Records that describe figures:

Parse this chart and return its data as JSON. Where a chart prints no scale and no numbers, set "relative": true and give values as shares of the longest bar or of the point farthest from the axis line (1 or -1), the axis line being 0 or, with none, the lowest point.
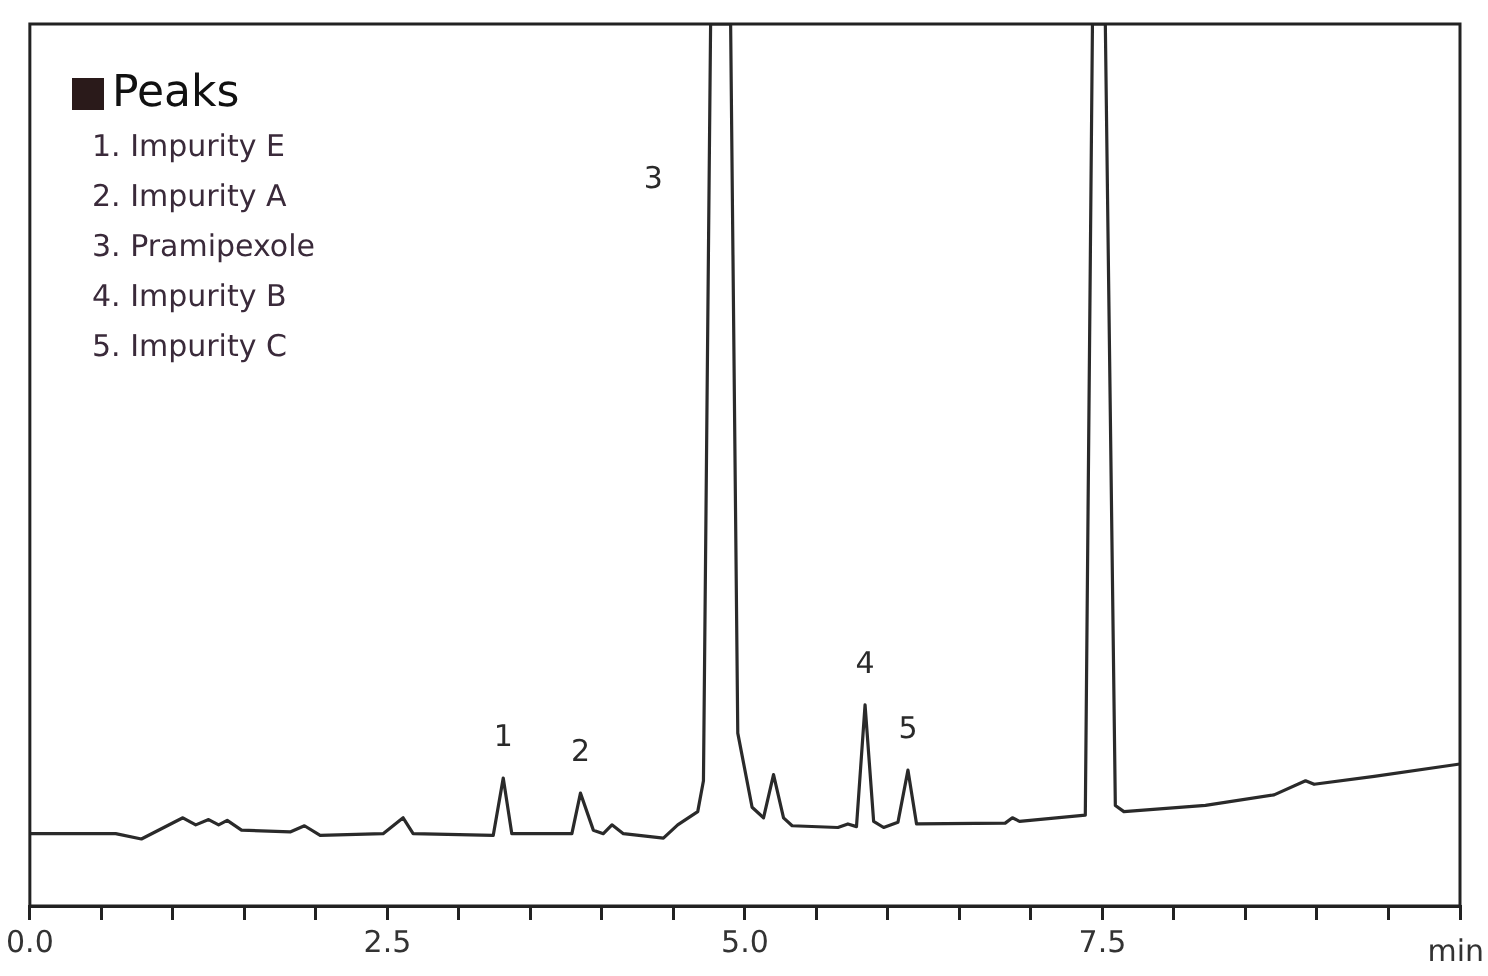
{
  "chart_data": {
    "type": "line",
    "relative": true,
    "xlabel": "min",
    "legend_title": "Peaks",
    "x": [
      0.0,
      0.6,
      0.78,
      1.07,
      1.16,
      1.25,
      1.32,
      1.38,
      1.48,
      1.82,
      1.92,
      2.03,
      2.47,
      2.61,
      2.68,
      3.24,
      3.31,
      3.37,
      3.69,
      3.79,
      3.85,
      3.94,
      4.01,
      4.07,
      4.15,
      4.43,
      4.53,
      4.67,
      4.71,
      4.76,
      4.9,
      4.95,
      5.05,
      5.13,
      5.2,
      5.27,
      5.33,
      5.65,
      5.72,
      5.78,
      5.84,
      5.9,
      5.97,
      6.07,
      6.14,
      6.2,
      6.82,
      6.87,
      6.92,
      7.38,
      7.43,
      7.52,
      7.59,
      7.65,
      8.22,
      8.7,
      8.92,
      8.98,
      9.4,
      10.0
    ],
    "series": [
      {
        "color": "#2a2a2a",
        "values": [
          0.082,
          0.082,
          0.076,
          0.1,
          0.092,
          0.098,
          0.092,
          0.097,
          0.086,
          0.084,
          0.091,
          0.08,
          0.082,
          0.1,
          0.082,
          0.08,
          0.145,
          0.082,
          0.082,
          0.082,
          0.128,
          0.086,
          0.082,
          0.092,
          0.082,
          0.077,
          0.092,
          0.107,
          0.142,
          1,
          1,
          0.196,
          0.112,
          0.1,
          0.149,
          0.1,
          0.091,
          0.089,
          0.093,
          0.09,
          0.228,
          0.096,
          0.089,
          0.095,
          0.154,
          0.093,
          0.094,
          0.1,
          0.096,
          0.103,
          1,
          1,
          0.114,
          0.107,
          0.114,
          0.126,
          0.142,
          0.138,
          0.147,
          0.161
        ]
      }
    ],
    "xlim": [
      0,
      10
    ],
    "xticks": [
      {
        "value": 0,
        "label": "0.0"
      },
      {
        "value": 0.5,
        "label": null
      },
      {
        "value": 1,
        "label": null
      },
      {
        "value": 1.5,
        "label": null
      },
      {
        "value": 2,
        "label": null
      },
      {
        "value": 2.5,
        "label": "2.5"
      },
      {
        "value": 3,
        "label": null
      },
      {
        "value": 3.5,
        "label": null
      },
      {
        "value": 4,
        "label": null
      },
      {
        "value": 4.5,
        "label": null
      },
      {
        "value": 5,
        "label": "5.0"
      },
      {
        "value": 5.5,
        "label": null
      },
      {
        "value": 6,
        "label": null
      },
      {
        "value": 6.5,
        "label": null
      },
      {
        "value": 7,
        "label": null
      },
      {
        "value": 7.5,
        "label": "7.5"
      },
      {
        "value": 8,
        "label": null
      },
      {
        "value": 8.5,
        "label": null
      },
      {
        "value": 9,
        "label": null
      },
      {
        "value": 9.5,
        "label": null
      },
      {
        "value": 10,
        "label": null
      }
    ],
    "annotations": [
      "1. Impurity E",
      "2. Impurity A",
      "3. Pramipexole",
      "4. Impurity B",
      "5. Impurity C",
      {
        "text": "1",
        "x": 3.31,
        "y": 0.145
      },
      {
        "text": "2",
        "x": 3.85,
        "y": 0.128
      },
      {
        "text": "3",
        "x": 4.75,
        "y": 0.823
      },
      {
        "text": "4",
        "x": 5.84,
        "y": 0.228
      },
      {
        "text": "5",
        "x": 6.14,
        "y": 0.154
      }
    ],
    "grid": false,
    "legend": false,
    "marker": "none",
    "line_style": "solid"
  }
}
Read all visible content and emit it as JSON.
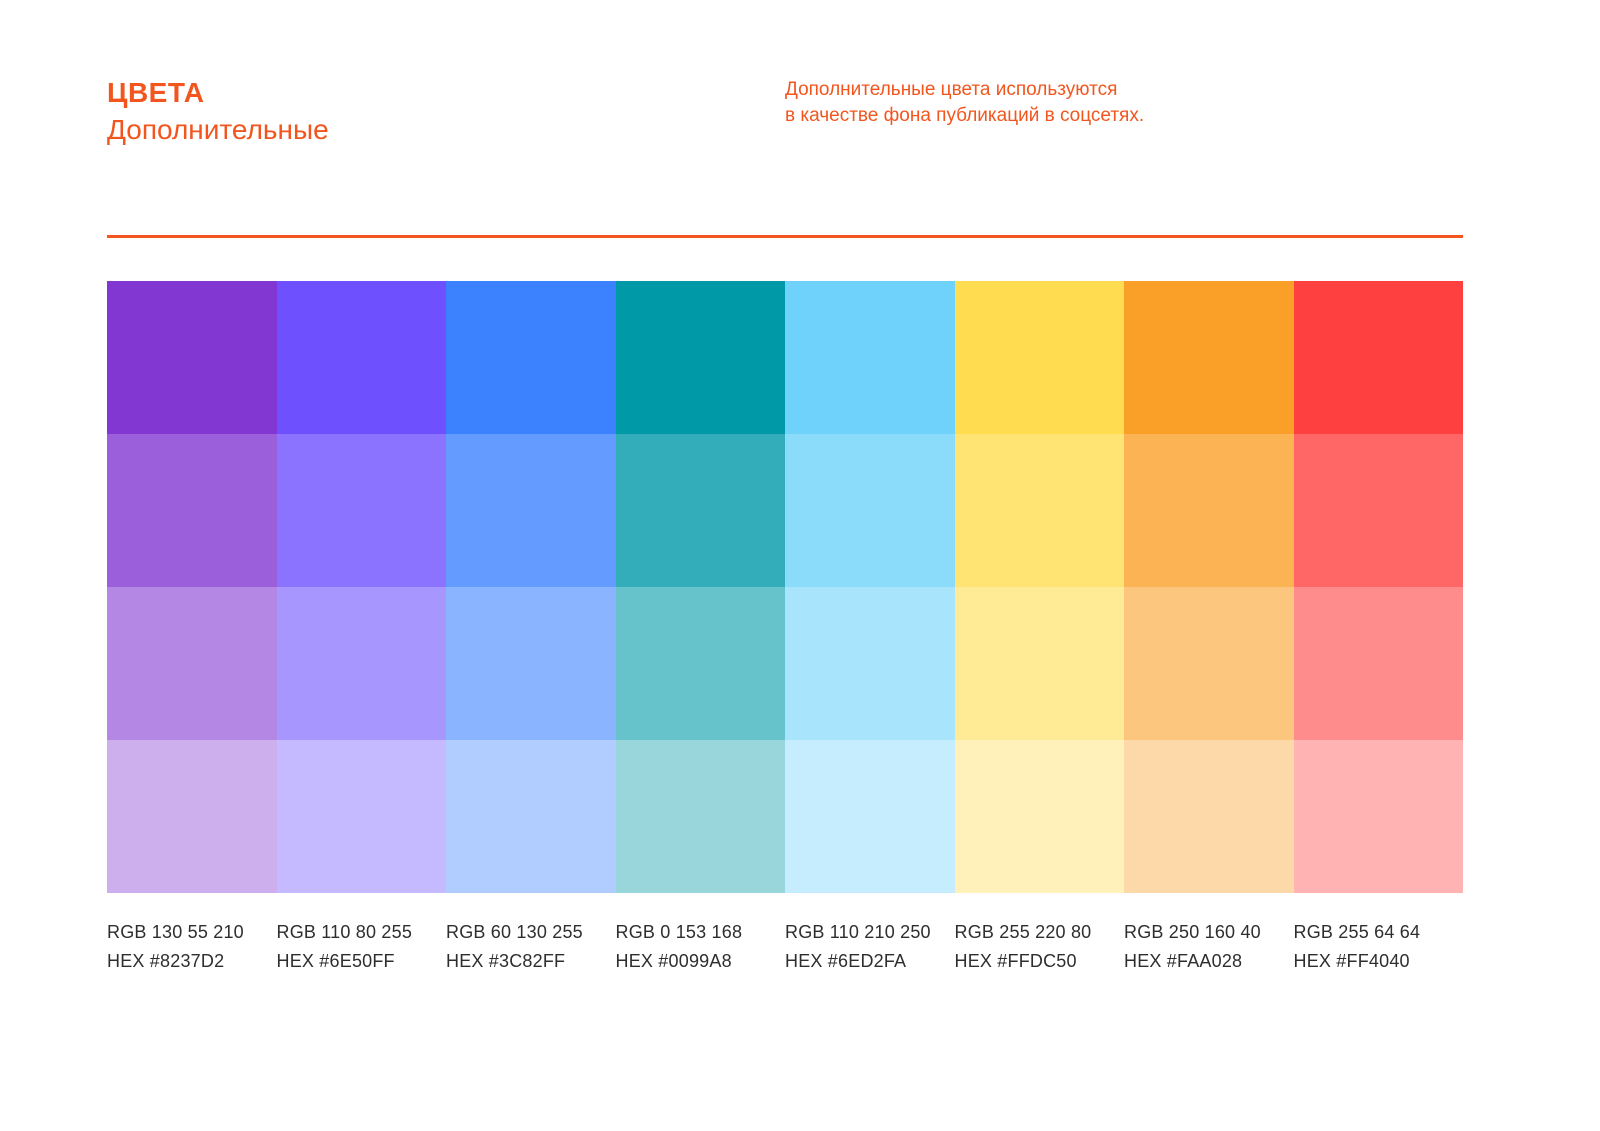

Exercise description:
Exclude the pictures, and transcribe all of the material exactly.

Full answer:
Parse this chart and return its data as JSON. Where a chart prints no scale and no numbers, set "relative": true and give values as shares of the longest bar or of the point farthest from the axis line (1 or -1), the axis line being 0 or, with none, the lowest point.
{
  "chart_data": {
    "type": "line",
    "relative": true,
    "xlabel": "min",
    "legend_title": "Peaks",
    "x": [
      0.0,
      0.6,
      0.78,
      1.07,
      1.16,
      1.25,
      1.32,
      1.38,
      1.48,
      1.82,
      1.92,
      2.03,
      2.47,
      2.61,
      2.68,
      3.24,
      3.31,
      3.37,
      3.69,
      3.79,
      3.85,
      3.94,
      4.01,
      4.07,
      4.15,
      4.43,
      4.53,
      4.67,
      4.71,
      4.76,
      4.9,
      4.95,
      5.05,
      5.13,
      5.2,
      5.27,
      5.33,
      5.65,
      5.72,
      5.78,
      5.84,
      5.9,
      5.97,
      6.07,
      6.14,
      6.2,
      6.82,
      6.87,
      6.92,
      7.38,
      7.43,
      7.52,
      7.59,
      7.65,
      8.22,
      8.7,
      8.92,
      8.98,
      9.4,
      10.0
    ],
    "series": [
      {
        "color": "#2a2a2a",
        "values": [
          0.082,
          0.082,
          0.076,
          0.1,
          0.092,
          0.098,
          0.092,
          0.097,
          0.086,
          0.084,
          0.091,
          0.08,
          0.082,
          0.1,
          0.082,
          0.08,
          0.145,
          0.082,
          0.082,
          0.082,
          0.128,
          0.086,
          0.082,
          0.092,
          0.082,
          0.077,
          0.092,
          0.107,
          0.142,
          1,
          1,
          0.196,
          0.112,
          0.1,
          0.149,
          0.1,
          0.091,
          0.089,
          0.093,
          0.09,
          0.228,
          0.096,
          0.089,
          0.095,
          0.154,
          0.093,
          0.094,
          0.1,
          0.096,
          0.103,
          1,
          1,
          0.114,
          0.107,
          0.114,
          0.126,
          0.142,
          0.138,
          0.147,
          0.161
        ]
      }
    ],
    "xlim": [
      0,
      10
    ],
    "xticks": [
      {
        "value": 0,
        "label": "0.0"
      },
      {
        "value": 0.5,
        "label": null
      },
      {
        "value": 1,
        "label": null
      },
      {
        "value": 1.5,
        "label": null
      },
      {
        "value": 2,
        "label": null
      },
      {
        "value": 2.5,
        "label": "2.5"
      },
      {
        "value": 3,
        "label": null
      },
      {
        "value": 3.5,
        "label": null
      },
      {
        "value": 4,
        "label": null
      },
      {
        "value": 4.5,
        "label": null
      },
      {
        "value": 5,
        "label": "5.0"
      },
      {
        "value": 5.5,
        "label": null
      },
      {
        "value": 6,
        "label": null
      },
      {
        "value": 6.5,
        "label": null
      },
      {
        "value": 7,
        "label": null
      },
      {
        "value": 7.5,
        "label": "7.5"
      },
      {
        "value": 8,
        "label": null
      },
      {
        "value": 8.5,
        "label": null
      },
      {
        "value": 9,
        "label": null
      },
      {
        "value": 9.5,
        "label": null
      },
      {
        "value": 10,
        "label": null
      }
    ],
    "annotations": [
      "1. Impurity E",
      "2. Impurity A",
      "3. Pramipexole",
      "4. Impurity B",
      "5. Impurity C",
      {
        "text": "1",
        "x": 3.31,
        "y": 0.145
      },
      {
        "text": "2",
        "x": 3.85,
        "y": 0.128
      },
      {
        "text": "3",
        "x": 4.75,
        "y": 0.823
      },
      {
        "text": "4",
        "x": 5.84,
        "y": 0.228
      },
      {
        "text": "5",
        "x": 6.14,
        "y": 0.154
      }
    ],
    "grid": false,
    "legend": false,
    "marker": "none",
    "line_style": "solid"
  }
}
Read all visible content and emit it as JSON.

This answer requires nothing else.